**EXERCISE MATERIALS**.
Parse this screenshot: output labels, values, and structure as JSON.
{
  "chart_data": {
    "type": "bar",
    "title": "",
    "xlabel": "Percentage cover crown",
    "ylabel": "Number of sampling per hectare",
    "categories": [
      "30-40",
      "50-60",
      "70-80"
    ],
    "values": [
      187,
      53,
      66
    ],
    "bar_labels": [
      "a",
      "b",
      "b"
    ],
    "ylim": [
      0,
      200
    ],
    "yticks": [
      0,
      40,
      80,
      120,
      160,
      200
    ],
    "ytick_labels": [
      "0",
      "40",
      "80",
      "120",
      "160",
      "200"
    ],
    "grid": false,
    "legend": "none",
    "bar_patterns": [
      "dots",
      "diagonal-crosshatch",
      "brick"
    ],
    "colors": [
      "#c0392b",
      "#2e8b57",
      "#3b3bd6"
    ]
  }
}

**YOUR TASK**. Extract the full listing above without alteration.

**FULL SOLUTION**.
Parse this screenshot: output labels, values, and structure as JSON.
{
  "chart_data": {
    "type": "bar",
    "title": "",
    "xlabel": "Percentage cover crown",
    "ylabel": "Number of sampling per hectare",
    "categories": [
      "30-40",
      "50-60",
      "70-80"
    ],
    "values": [
      187,
      53,
      66
    ],
    "bar_labels": [
      "a",
      "b",
      "b"
    ],
    "ylim": [
      0,
      200
    ],
    "yticks": [
      0,
      40,
      80,
      120,
      160,
      200
    ],
    "ytick_labels": [
      "0",
      "40",
      "80",
      "120",
      "160",
      "200"
    ],
    "grid": false,
    "legend": "none",
    "bar_patterns": [
      "dots",
      "diagonal-crosshatch",
      "brick"
    ],
    "colors": [
      "#c0392b",
      "#2e8b57",
      "#3b3bd6"
    ]
  }
}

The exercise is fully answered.